### Task statement
Pull out every line below containing the word "this".

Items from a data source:
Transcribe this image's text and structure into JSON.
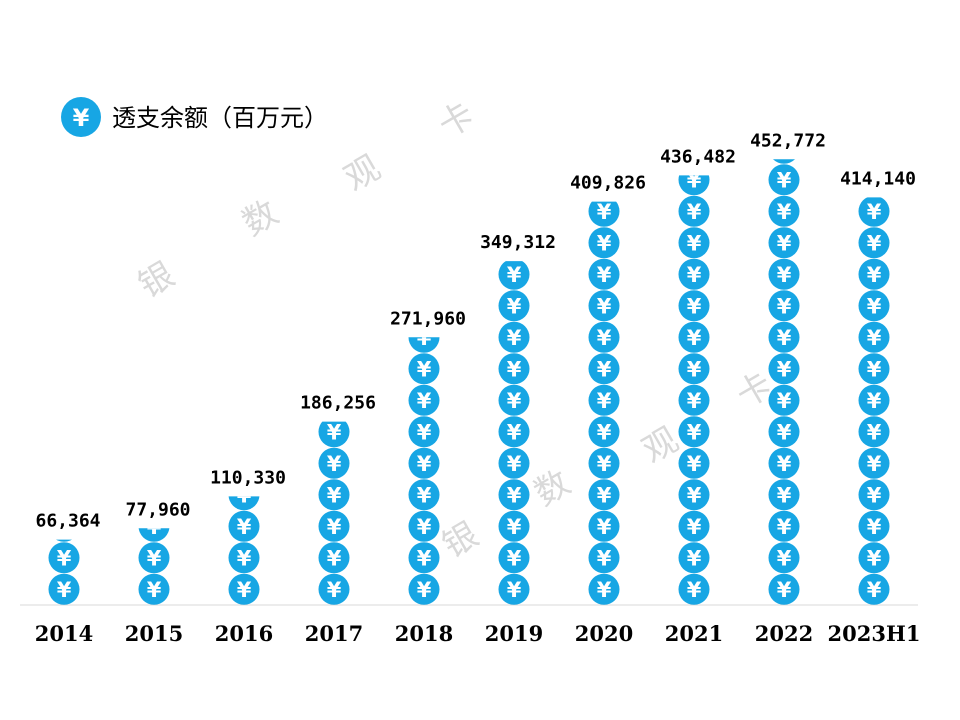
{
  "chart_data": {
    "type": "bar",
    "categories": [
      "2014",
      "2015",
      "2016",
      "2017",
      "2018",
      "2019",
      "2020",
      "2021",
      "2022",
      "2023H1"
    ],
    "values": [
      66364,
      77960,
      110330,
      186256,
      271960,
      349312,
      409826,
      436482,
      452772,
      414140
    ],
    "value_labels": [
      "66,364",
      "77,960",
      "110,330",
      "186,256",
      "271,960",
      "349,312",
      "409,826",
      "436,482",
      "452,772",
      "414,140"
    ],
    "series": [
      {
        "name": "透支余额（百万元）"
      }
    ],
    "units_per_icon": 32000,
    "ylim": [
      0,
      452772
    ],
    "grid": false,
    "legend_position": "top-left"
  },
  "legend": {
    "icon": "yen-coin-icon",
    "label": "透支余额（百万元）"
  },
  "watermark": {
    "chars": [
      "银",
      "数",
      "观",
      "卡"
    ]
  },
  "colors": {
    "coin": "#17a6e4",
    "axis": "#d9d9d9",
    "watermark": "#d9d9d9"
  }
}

--

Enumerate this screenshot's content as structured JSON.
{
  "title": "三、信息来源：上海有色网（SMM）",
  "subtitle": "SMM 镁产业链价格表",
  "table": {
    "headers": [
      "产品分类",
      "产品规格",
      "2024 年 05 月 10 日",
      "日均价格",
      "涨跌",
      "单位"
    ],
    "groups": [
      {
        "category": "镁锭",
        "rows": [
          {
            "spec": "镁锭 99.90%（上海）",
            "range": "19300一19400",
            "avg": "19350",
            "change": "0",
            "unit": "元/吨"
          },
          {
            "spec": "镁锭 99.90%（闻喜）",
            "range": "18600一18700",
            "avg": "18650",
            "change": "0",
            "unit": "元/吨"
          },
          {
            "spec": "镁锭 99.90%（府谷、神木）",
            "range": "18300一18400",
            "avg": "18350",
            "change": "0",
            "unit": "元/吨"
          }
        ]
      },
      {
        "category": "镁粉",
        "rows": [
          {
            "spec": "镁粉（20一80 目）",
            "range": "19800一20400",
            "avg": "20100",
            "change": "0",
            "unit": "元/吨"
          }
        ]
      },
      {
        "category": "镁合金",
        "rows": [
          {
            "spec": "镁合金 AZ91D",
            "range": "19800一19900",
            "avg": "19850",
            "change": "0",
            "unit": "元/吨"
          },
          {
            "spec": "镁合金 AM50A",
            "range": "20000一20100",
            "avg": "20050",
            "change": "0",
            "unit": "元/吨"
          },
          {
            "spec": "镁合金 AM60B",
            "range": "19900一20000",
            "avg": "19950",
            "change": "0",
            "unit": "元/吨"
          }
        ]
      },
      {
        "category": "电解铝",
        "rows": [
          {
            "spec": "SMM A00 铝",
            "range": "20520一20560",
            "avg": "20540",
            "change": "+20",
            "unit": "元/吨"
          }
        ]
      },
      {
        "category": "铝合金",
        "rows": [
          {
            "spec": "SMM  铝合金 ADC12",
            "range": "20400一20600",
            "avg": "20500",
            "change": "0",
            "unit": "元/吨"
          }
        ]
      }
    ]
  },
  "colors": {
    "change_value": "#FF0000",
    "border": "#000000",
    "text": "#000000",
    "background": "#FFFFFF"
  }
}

==

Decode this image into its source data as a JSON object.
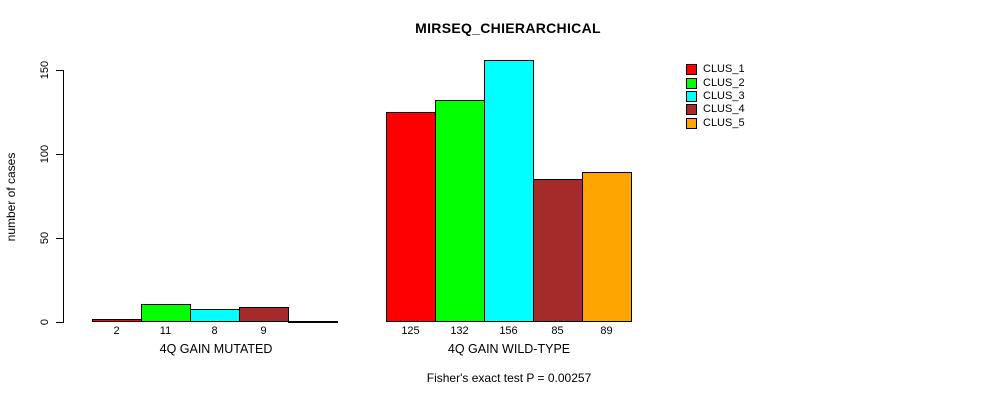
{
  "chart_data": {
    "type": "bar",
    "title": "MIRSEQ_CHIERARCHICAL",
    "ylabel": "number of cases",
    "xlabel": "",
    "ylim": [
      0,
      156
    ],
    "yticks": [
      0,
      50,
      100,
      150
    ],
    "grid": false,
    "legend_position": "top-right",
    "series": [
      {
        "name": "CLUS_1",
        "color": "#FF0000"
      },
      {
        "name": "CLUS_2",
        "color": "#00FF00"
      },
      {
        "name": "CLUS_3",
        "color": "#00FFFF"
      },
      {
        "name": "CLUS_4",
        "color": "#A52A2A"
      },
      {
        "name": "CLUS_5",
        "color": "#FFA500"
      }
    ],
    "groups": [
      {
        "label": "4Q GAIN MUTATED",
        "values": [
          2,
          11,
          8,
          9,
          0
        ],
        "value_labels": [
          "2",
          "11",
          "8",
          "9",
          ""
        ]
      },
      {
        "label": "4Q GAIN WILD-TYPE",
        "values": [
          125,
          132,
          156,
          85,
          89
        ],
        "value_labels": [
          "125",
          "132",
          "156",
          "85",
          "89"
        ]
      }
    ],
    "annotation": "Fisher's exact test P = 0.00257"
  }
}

### Worked answer
Transcribe this image's text and structure into JSON.
Enumerate this screenshot's content as structured JSON.
Decode this image into its source data as a JSON object.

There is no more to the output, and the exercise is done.